> **Your task**:
Set down a faithful copy of every record below, with no images.

> **Data to use**:
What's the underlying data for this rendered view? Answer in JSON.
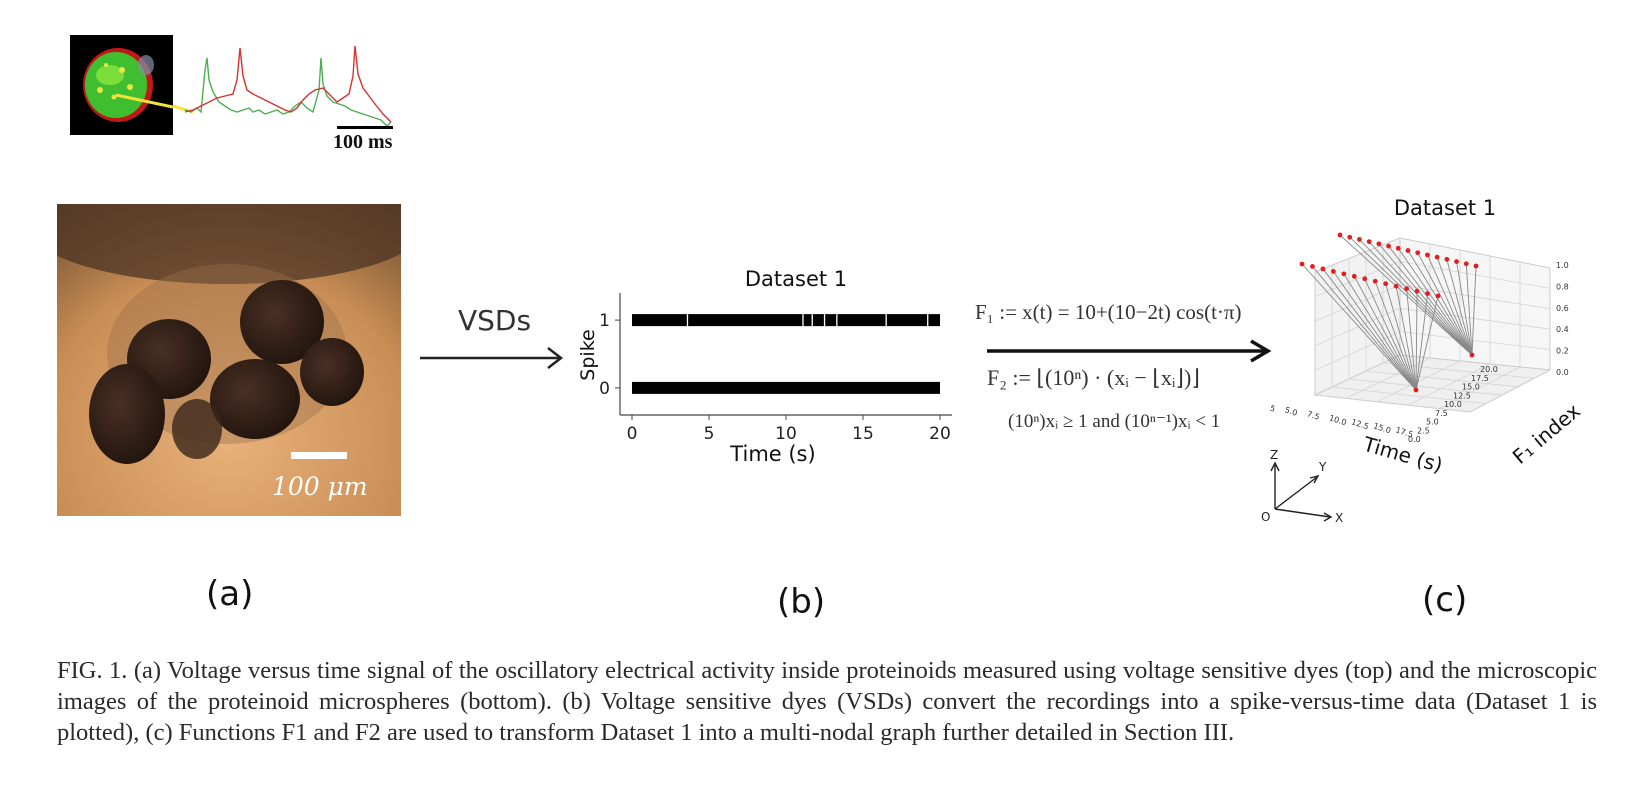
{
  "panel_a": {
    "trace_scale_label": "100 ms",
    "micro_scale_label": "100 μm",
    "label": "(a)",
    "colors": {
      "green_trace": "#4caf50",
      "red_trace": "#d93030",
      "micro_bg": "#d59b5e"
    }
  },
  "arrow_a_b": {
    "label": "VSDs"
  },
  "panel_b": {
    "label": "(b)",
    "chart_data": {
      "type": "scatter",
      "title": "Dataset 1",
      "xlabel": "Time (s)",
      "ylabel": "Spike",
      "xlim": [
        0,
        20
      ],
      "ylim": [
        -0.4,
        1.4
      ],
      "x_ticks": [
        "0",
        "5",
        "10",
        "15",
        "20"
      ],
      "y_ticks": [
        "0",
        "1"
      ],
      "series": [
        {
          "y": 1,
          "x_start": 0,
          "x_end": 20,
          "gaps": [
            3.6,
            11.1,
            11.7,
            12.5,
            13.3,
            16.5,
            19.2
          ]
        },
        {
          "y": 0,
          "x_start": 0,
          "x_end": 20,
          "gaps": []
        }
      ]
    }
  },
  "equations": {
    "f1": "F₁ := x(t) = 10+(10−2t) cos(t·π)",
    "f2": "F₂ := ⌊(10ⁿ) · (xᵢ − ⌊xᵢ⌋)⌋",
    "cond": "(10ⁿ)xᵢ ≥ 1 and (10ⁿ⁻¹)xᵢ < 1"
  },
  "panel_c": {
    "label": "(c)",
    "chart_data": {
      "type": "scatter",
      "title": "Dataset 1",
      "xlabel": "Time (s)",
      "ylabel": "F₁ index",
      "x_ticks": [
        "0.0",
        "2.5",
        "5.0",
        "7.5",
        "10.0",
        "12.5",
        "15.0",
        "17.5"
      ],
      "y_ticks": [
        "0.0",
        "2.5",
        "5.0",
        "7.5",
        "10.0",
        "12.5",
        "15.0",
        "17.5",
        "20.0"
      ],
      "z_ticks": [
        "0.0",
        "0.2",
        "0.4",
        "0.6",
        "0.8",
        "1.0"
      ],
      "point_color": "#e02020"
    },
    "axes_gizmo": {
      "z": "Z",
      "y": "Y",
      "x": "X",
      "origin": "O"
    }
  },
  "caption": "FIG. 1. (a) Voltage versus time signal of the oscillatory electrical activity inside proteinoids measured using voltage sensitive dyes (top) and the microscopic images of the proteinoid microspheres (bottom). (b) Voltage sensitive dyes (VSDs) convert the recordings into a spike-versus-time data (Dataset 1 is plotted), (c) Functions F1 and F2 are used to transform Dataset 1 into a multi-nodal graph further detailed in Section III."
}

> **Problem solution**:
What's the underlying data for this rendered view? Answer in JSON.
{
  "panel_a": {
    "trace_scale_label": "100 ms",
    "micro_scale_label": "100 μm",
    "label": "(a)",
    "colors": {
      "green_trace": "#4caf50",
      "red_trace": "#d93030",
      "micro_bg": "#d59b5e"
    }
  },
  "arrow_a_b": {
    "label": "VSDs"
  },
  "panel_b": {
    "label": "(b)",
    "chart_data": {
      "type": "scatter",
      "title": "Dataset 1",
      "xlabel": "Time (s)",
      "ylabel": "Spike",
      "xlim": [
        0,
        20
      ],
      "ylim": [
        -0.4,
        1.4
      ],
      "x_ticks": [
        "0",
        "5",
        "10",
        "15",
        "20"
      ],
      "y_ticks": [
        "0",
        "1"
      ],
      "series": [
        {
          "y": 1,
          "x_start": 0,
          "x_end": 20,
          "gaps": [
            3.6,
            11.1,
            11.7,
            12.5,
            13.3,
            16.5,
            19.2
          ]
        },
        {
          "y": 0,
          "x_start": 0,
          "x_end": 20,
          "gaps": []
        }
      ]
    }
  },
  "equations": {
    "f1": "F₁ := x(t) = 10+(10−2t) cos(t·π)",
    "f2": "F₂ := ⌊(10ⁿ) · (xᵢ − ⌊xᵢ⌋)⌋",
    "cond": "(10ⁿ)xᵢ ≥ 1 and (10ⁿ⁻¹)xᵢ < 1"
  },
  "panel_c": {
    "label": "(c)",
    "chart_data": {
      "type": "scatter",
      "title": "Dataset 1",
      "xlabel": "Time (s)",
      "ylabel": "F₁ index",
      "x_ticks": [
        "0.0",
        "2.5",
        "5.0",
        "7.5",
        "10.0",
        "12.5",
        "15.0",
        "17.5"
      ],
      "y_ticks": [
        "0.0",
        "2.5",
        "5.0",
        "7.5",
        "10.0",
        "12.5",
        "15.0",
        "17.5",
        "20.0"
      ],
      "z_ticks": [
        "0.0",
        "0.2",
        "0.4",
        "0.6",
        "0.8",
        "1.0"
      ],
      "point_color": "#e02020"
    },
    "axes_gizmo": {
      "z": "Z",
      "y": "Y",
      "x": "X",
      "origin": "O"
    }
  },
  "caption": "FIG. 1. (a) Voltage versus time signal of the oscillatory electrical activity inside proteinoids measured using voltage sensitive dyes (top) and the microscopic images of the proteinoid microspheres (bottom). (b) Voltage sensitive dyes (VSDs) convert the recordings into a spike-versus-time data (Dataset 1 is plotted), (c) Functions F1 and F2 are used to transform Dataset 1 into a multi-nodal graph further detailed in Section III."
}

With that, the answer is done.